(Dataset items)
★ ★ ★ ★ ★

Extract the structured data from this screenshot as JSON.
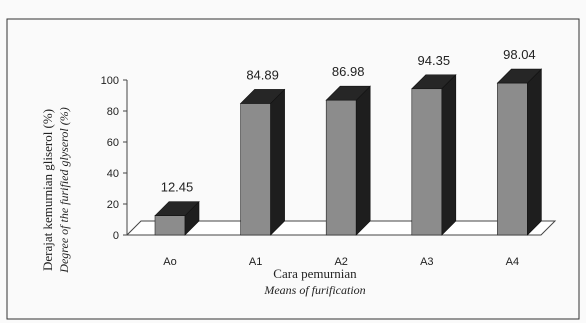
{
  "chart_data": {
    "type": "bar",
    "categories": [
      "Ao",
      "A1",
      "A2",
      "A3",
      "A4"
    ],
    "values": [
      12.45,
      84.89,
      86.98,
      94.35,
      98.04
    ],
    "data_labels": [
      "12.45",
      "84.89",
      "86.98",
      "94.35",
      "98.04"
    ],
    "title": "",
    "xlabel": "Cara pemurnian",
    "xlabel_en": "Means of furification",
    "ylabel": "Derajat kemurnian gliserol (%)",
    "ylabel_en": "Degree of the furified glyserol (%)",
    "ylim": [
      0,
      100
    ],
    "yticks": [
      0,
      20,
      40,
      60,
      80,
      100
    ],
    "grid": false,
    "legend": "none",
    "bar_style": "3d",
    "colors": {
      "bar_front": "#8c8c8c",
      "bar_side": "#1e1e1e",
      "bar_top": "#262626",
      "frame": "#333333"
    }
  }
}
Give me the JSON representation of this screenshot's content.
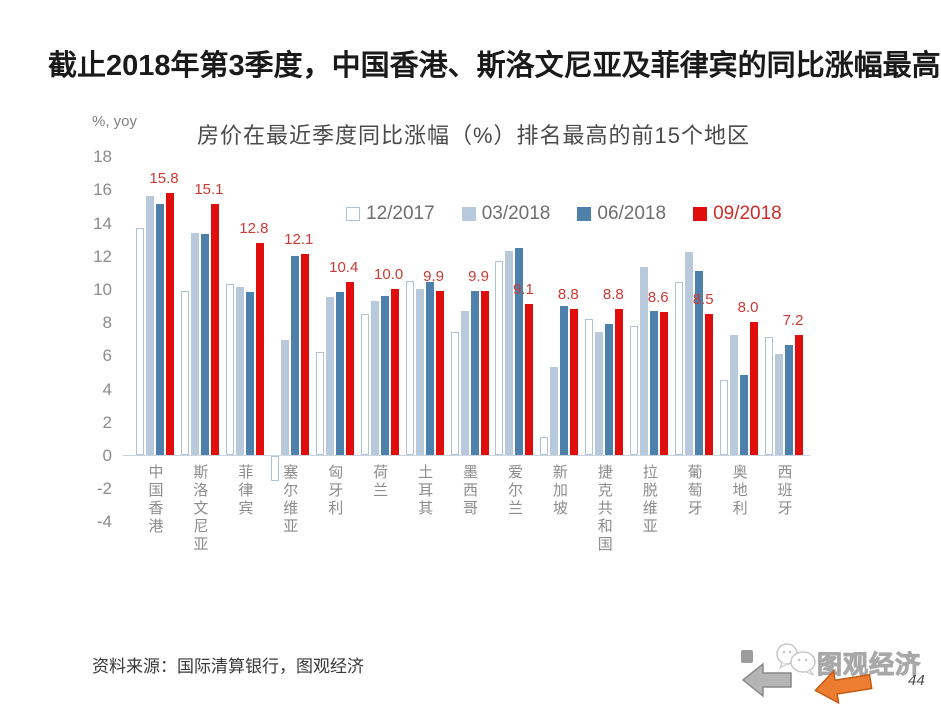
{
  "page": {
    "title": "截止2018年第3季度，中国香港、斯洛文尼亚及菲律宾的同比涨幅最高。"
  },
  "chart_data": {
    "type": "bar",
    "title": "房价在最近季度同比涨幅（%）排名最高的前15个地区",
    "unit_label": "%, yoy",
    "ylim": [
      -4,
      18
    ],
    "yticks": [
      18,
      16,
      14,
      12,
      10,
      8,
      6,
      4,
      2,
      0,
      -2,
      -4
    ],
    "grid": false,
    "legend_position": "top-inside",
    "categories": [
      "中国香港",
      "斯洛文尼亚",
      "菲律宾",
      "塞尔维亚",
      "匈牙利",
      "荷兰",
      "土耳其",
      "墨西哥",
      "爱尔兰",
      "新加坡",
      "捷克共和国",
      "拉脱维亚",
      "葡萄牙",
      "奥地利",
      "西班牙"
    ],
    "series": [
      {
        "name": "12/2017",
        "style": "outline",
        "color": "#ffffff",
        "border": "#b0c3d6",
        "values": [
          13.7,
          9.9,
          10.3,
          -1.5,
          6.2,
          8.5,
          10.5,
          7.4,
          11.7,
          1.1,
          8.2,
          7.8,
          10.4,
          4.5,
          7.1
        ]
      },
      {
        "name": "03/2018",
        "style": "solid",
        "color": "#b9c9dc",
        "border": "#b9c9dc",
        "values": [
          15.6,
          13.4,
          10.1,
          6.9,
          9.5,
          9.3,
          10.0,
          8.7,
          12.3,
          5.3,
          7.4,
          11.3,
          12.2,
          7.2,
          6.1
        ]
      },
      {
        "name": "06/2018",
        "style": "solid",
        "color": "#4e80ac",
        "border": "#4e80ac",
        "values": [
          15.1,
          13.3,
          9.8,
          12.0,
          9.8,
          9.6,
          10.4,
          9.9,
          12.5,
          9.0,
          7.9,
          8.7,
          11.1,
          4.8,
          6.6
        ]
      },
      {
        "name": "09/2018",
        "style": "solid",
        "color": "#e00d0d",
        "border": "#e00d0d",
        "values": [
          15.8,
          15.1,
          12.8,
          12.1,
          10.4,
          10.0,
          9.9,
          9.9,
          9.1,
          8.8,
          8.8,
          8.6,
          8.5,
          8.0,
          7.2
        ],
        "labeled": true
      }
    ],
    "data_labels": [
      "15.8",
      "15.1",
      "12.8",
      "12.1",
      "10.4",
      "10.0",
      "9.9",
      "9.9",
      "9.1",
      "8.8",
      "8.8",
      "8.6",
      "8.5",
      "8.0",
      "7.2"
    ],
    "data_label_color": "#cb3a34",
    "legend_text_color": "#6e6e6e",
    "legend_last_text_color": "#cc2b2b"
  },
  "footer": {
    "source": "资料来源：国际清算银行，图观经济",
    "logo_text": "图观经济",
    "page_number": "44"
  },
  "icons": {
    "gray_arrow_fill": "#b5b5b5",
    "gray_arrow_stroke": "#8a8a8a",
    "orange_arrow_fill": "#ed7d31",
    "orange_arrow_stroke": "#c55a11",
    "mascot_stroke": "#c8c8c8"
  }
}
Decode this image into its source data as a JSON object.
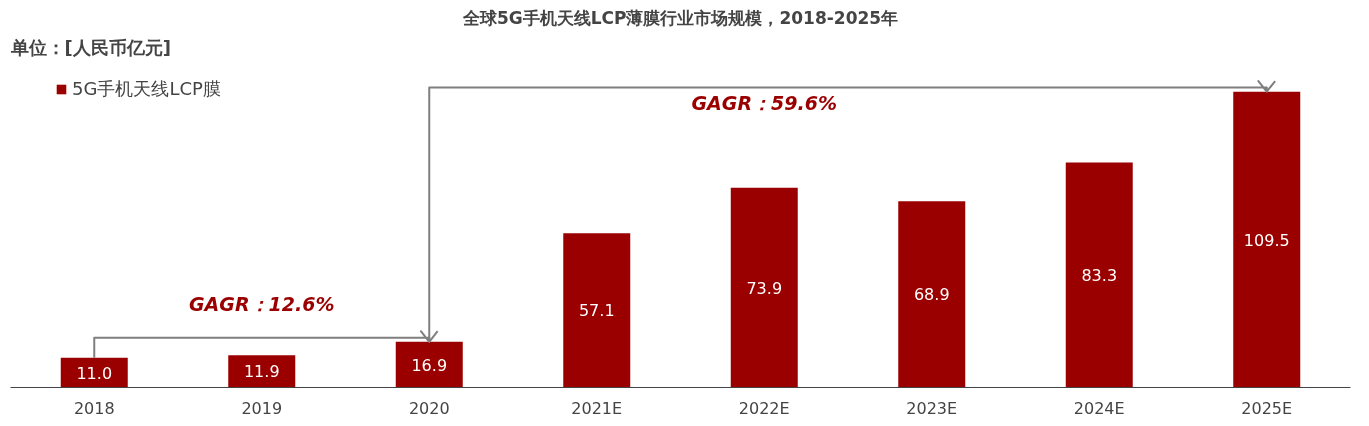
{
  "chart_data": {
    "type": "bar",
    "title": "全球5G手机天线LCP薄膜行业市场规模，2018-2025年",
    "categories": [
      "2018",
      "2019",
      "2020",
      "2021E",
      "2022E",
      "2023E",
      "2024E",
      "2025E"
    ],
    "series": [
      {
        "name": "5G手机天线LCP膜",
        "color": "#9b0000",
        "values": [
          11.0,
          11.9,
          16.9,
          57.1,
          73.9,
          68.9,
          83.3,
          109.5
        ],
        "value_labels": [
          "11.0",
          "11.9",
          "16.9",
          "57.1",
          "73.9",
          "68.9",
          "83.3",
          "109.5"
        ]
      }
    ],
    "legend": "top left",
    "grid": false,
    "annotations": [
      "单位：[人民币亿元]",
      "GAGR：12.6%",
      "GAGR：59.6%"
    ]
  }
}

★ ★ ★ ★ ★

Directions for this task:
Give the number of lines that hold the word "JSON" in these records, with nothing added.

The response:
3